--- EXCERPTED DATA ---

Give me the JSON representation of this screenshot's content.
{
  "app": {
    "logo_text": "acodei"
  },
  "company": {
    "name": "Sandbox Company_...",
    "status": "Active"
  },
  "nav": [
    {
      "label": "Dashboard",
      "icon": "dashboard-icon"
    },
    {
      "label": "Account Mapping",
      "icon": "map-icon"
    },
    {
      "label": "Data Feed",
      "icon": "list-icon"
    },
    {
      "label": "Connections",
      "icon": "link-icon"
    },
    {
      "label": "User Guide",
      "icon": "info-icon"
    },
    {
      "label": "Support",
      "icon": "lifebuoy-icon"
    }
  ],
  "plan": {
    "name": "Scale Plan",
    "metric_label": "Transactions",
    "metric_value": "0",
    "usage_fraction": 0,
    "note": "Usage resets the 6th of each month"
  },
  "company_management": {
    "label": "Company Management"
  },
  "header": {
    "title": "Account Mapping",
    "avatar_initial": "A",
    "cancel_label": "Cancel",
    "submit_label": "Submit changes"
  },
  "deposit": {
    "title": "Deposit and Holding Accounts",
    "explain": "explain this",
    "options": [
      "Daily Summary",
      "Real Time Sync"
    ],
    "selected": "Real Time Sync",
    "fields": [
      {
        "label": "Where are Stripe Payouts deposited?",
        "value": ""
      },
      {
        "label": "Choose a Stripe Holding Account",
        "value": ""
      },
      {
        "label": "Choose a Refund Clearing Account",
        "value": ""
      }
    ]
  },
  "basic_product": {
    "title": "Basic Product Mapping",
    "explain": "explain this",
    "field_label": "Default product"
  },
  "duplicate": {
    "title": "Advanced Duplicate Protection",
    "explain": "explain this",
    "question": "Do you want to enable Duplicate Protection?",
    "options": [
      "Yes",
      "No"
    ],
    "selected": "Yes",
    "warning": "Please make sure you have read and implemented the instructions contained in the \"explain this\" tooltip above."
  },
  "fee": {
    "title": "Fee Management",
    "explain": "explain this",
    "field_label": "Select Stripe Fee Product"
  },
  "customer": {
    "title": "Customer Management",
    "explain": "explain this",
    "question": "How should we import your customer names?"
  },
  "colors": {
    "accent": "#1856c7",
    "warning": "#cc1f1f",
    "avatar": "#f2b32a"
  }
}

---

Copy out all lines from the material above that contain the string "Mapping".

● SOLVED EXERCISE
      "label": "Account Mapping",
    "title": "Account Mapping",
    "title": "Basic Product Mapping",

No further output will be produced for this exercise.